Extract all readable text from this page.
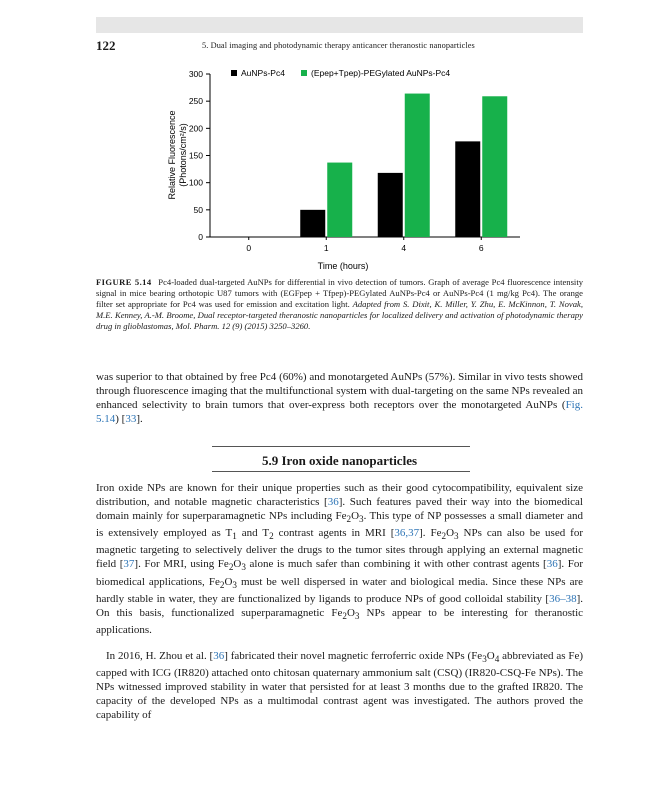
122	5. Dual imaging and photodynamic therapy anticancer theranostic nanoparticles
0
50
100
150
200
250
300
0	1	4	6
Time (hours)
Relative Fluorescence (Photons/cm²/s)
AuNPs-Pc4	(Epep+Tpep)-PEGylated AuNPs-Pc4
FIGURE 5.14 Pc4-loaded dual-targeted AuNPs for differential in vivo detection of tumors. Graph of average Pc4 fluorescence intensity signal in mice bearing orthotopic U87 tumors with (EGFpep + Tfpep)-PEGylated AuNPs-Pc4 or AuNPs-Pc4 (1 mg/kg Pc4). The orange filter set appropriate for Pc4 was used for emission and excitation light. Adapted from S. Dixit, K. Miller, Y. Zhu, E. McKinnon, T. Novak, M.E. Kenney, A.-M. Broome, Dual receptor-targeted theranostic nanoparticles for localized delivery and activation of photodynamic therapy drug in glioblastomas, Mol. Pharm. 12 (9) (2015) 3250–3260.

was superior to that obtained by free Pc4 (60%) and monotargeted AuNPs (57%). Similar in vivo tests showed through fluorescence imaging that the multifunctional system with dual-targeting on the same NPs revealed an enhanced selectivity to brain tumors that over-express both receptors over the monotargeted AuNPs (Fig. 5.14) [33].

5.9 Iron oxide nanoparticles

Iron oxide NPs are known for their unique properties such as their good cytocompatibility, equivalent size distribution, and notable magnetic characteristics [36]. Such features paved their way into the biomedical domain mainly for superparamagnetic NPs including $Fe_2O_3$. This type of NP possesses a small diameter and is extensively employed as $T_1$ and $T_2$ contrast agents in MRI [36,37]. $Fe_2O_3$ NPs can also be used for magnetic targeting to selectively deliver the drugs to the tumor sites through applying an external magnetic field [37]. For MRI, using $Fe_2O_3$ alone is much safer than combining it with other contrast agents [36]. For biomedical applications, $Fe_2O_3$ must be well dispersed in water and biological media. Since these NPs are hardly stable in water, they are functionalized by ligands to produce NPs of good colloidal stability [36–38]. On this basis, functionalized superparamagnetic $Fe_2O_3$ NPs appear to be interesting for theranostic applications.

In 2016, H. Zhou et al. [36] fabricated their novel magnetic ferroferric oxide NPs ($Fe_3O_4$ abbreviated as Fe) capped with ICG (IR820) attached onto chitosan quaternary ammonium salt (CSQ) (IR820-CSQ-Fe NPs). The NPs witnessed improved stability in water that persisted for at least 3 months due to the grafted IR820. The capacity of the developed NPs as a multimodal contrast agent was investigated. The authors proved the capability of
□ □ □ □
*Action item*. Leave the images out and output the remaining material exactly as it stands.

*Result for this exercise*.
Extract all readable text from this page.
122	5. Dual imaging and photodynamic therapy anticancer theranostic nanoparticles
0
50
100
150
200
250
300
0	1	4	6
Time (hours)
Relative Fluorescence (Photons/cm²/s)
AuNPs-Pc4	(Epep+Tpep)-PEGylated AuNPs-Pc4
FIGURE 5.14 Pc4-loaded dual-targeted AuNPs for differential in vivo detection of tumors. Graph of average Pc4 fluorescence intensity signal in mice bearing orthotopic U87 tumors with (EGFpep + Tfpep)-PEGylated AuNPs-Pc4 or AuNPs-Pc4 (1 mg/kg Pc4). The orange filter set appropriate for Pc4 was used for emission and excitation light. Adapted from S. Dixit, K. Miller, Y. Zhu, E. McKinnon, T. Novak, M.E. Kenney, A.-M. Broome, Dual receptor-targeted theranostic nanoparticles for localized delivery and activation of photodynamic therapy drug in glioblastomas, Mol. Pharm. 12 (9) (2015) 3250–3260.

was superior to that obtained by free Pc4 (60%) and monotargeted AuNPs (57%). Similar in vivo tests showed through fluorescence imaging that the multifunctional system with dual-targeting on the same NPs revealed an enhanced selectivity to brain tumors that over-express both receptors over the monotargeted AuNPs (Fig. 5.14) [33].

5.9 Iron oxide nanoparticles

Iron oxide NPs are known for their unique properties such as their good cytocompatibility, equivalent size distribution, and notable magnetic characteristics [36]. Such features paved their way into the biomedical domain mainly for superparamagnetic NPs including $Fe_2O_3$. This type of NP possesses a small diameter and is extensively employed as $T_1$ and $T_2$ contrast agents in MRI [36,37]. $Fe_2O_3$ NPs can also be used for magnetic targeting to selectively deliver the drugs to the tumor sites through applying an external magnetic field [37]. For MRI, using $Fe_2O_3$ alone is much safer than combining it with other contrast agents [36]. For biomedical applications, $Fe_2O_3$ must be well dispersed in water and biological media. Since these NPs are hardly stable in water, they are functionalized by ligands to produce NPs of good colloidal stability [36–38]. On this basis, functionalized superparamagnetic $Fe_2O_3$ NPs appear to be interesting for theranostic applications.

In 2016, H. Zhou et al. [36] fabricated their novel magnetic ferroferric oxide NPs ($Fe_3O_4$ abbreviated as Fe) capped with ICG (IR820) attached onto chitosan quaternary ammonium salt (CSQ) (IR820-CSQ-Fe NPs). The NPs witnessed improved stability in water that persisted for at least 3 months due to the grafted IR820. The capacity of the developed NPs as a multimodal contrast agent was investigated. The authors proved the capability of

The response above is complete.